Where a line holds the word "toldalékot", copy that line.
----
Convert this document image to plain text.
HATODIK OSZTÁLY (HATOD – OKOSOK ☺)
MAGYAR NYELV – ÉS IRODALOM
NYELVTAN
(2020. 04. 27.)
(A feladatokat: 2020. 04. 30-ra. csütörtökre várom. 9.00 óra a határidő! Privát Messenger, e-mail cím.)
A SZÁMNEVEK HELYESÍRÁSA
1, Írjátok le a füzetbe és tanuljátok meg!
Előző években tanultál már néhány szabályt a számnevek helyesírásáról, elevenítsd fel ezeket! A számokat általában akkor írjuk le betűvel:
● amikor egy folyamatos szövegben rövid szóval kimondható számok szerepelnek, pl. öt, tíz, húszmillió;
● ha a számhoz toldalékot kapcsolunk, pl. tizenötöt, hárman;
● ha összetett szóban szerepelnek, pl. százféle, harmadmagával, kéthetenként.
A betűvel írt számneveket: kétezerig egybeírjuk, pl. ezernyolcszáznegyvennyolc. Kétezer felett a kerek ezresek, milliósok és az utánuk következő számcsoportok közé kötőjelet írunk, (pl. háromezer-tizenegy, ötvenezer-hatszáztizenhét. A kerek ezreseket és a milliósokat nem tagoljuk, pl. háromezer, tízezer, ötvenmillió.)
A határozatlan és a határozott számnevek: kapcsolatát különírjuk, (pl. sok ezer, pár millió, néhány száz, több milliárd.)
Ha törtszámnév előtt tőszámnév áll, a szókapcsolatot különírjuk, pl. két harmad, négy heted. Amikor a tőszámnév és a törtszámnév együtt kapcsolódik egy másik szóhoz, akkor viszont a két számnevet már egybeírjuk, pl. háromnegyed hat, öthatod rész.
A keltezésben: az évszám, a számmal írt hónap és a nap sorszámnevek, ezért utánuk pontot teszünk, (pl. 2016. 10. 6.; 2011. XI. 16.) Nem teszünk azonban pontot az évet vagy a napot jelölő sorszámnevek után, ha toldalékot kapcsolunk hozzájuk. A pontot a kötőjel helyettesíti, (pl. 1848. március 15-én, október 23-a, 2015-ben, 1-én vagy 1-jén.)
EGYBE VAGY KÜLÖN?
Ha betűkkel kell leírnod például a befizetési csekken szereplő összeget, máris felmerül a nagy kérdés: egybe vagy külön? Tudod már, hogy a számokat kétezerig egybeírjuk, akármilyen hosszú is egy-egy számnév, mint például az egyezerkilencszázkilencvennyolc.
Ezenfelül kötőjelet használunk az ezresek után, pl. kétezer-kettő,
----
- [Solved problem]
● ha a számhoz toldalékot kapcsolunk, pl. tizenötöt, hárman;
A keltezésben: az évszám, a számmal írt hónap és a nap sorszámnevek, ezért utánuk pontot teszünk, (pl. 2016. 10. 6.; 2011. XI. 16.) Nem teszünk azonban pontot az évet vagy a napot jelölő sorszámnevek után, ha toldalékot kapcsolunk hozzájuk. A pontot a kötőjel helyettesíti, (pl. 1848. március 15-én, október 23-a, 2015-ben, 1-én vagy 1-jén.)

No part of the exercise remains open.